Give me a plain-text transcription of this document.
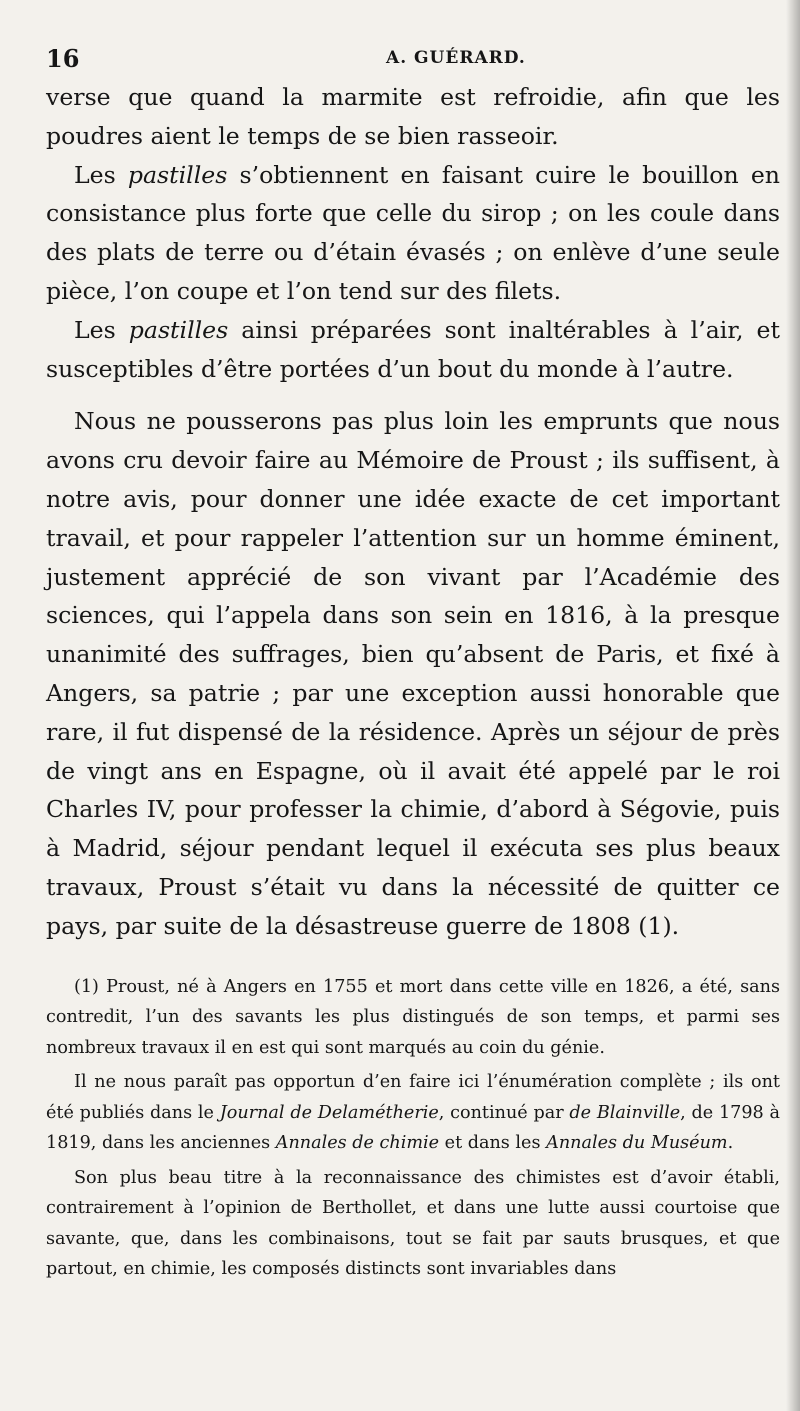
16	A. GUÉRARD.

verse que quand la marmite est refroidie, afin que les poudres aient le temps de se bien rasseoir.

Les pastilles s’obtiennent en faisant cuire le bouillon en consistance plus forte que celle du sirop ; on les coule dans des plats de terre ou d’étain évasés ; on enlève d’une seule pièce, l’on coupe et l’on tend sur des filets.

Les pastilles ainsi préparées sont inaltérables à l’air, et susceptibles d’être portées d’un bout du monde à l’autre.

Nous ne pousserons pas plus loin les emprunts que nous avons cru devoir faire au Mémoire de Proust ; ils suffisent, à notre avis, pour donner une idée exacte de cet important travail, et pour rappeler l’attention sur un homme éminent, justement apprécié de son vivant par l’Académie des sciences, qui l’appela dans son sein en 1816, à la presque unanimité des suffrages, bien qu’absent de Paris, et fixé à Angers, sa patrie ; par une exception aussi honorable que rare, il fut dispensé de la résidence. Après un séjour de près de vingt ans en Espagne, où il avait été appelé par le roi Charles IV, pour professer la chimie, d’abord à Ségovie, puis à Madrid, séjour pendant lequel il exécuta ses plus beaux travaux, Proust s’était vu dans la nécessité de quitter ce pays, par suite de la désastreuse guerre de 1808 (1).

(1) Proust, né à Angers en 1755 et mort dans cette ville en 1826, a été, sans contredit, l’un des savants les plus distingués de son temps, et parmi ses nombreux travaux il en est qui sont marqués au coin du génie.

Il ne nous paraît pas opportun d’en faire ici l’énumération complète ; ils ont été publiés dans le Journal de Delamétherie, continué par de Blainville, de 1798 à 1819, dans les anciennes Annales de chimie et dans les Annales du Muséum.

Son plus beau titre à la reconnaissance des chimistes est d’avoir établi, contrairement à l’opinion de Berthollet, et dans une lutte aussi courtoise que savante, que, dans les combinaisons, tout se fait par sauts brusques, et que partout, en chimie, les composés distincts sont invariables dans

Your objective: Among the records above, find each line holding the string "Proust" and pull it out.

Result of this exercise:
Nous ne pousserons pas plus loin les emprunts que nous avons cru devoir faire au Mémoire de Proust ; ils suffisent, à notre avis, pour donner une idée exacte de cet important travail, et pour rappeler l’attention sur un homme éminent, justement apprécié de son vivant par l’Académie des sciences, qui l’appela dans son sein en 1816, à la presque unanimité des suffrages, bien qu’absent de Paris, et fixé à Angers, sa patrie ; par une exception aussi honorable que rare, il fut dispensé de la résidence. Après un séjour de près de vingt ans en Espagne, où il avait été appelé par le roi Charles IV, pour professer la chimie, d’abord à Ségovie, puis à Madrid, séjour pendant lequel il exécuta ses plus beaux travaux, Proust s’était vu dans la nécessité de quitter ce pays, par suite de la désastreuse guerre de 1808 (1).
(1) Proust, né à Angers en 1755 et mort dans cette ville en 1826, a été, sans contredit, l’un des savants les plus distingués de son temps, et parmi ses nombreux travaux il en est qui sont marqués au coin du génie.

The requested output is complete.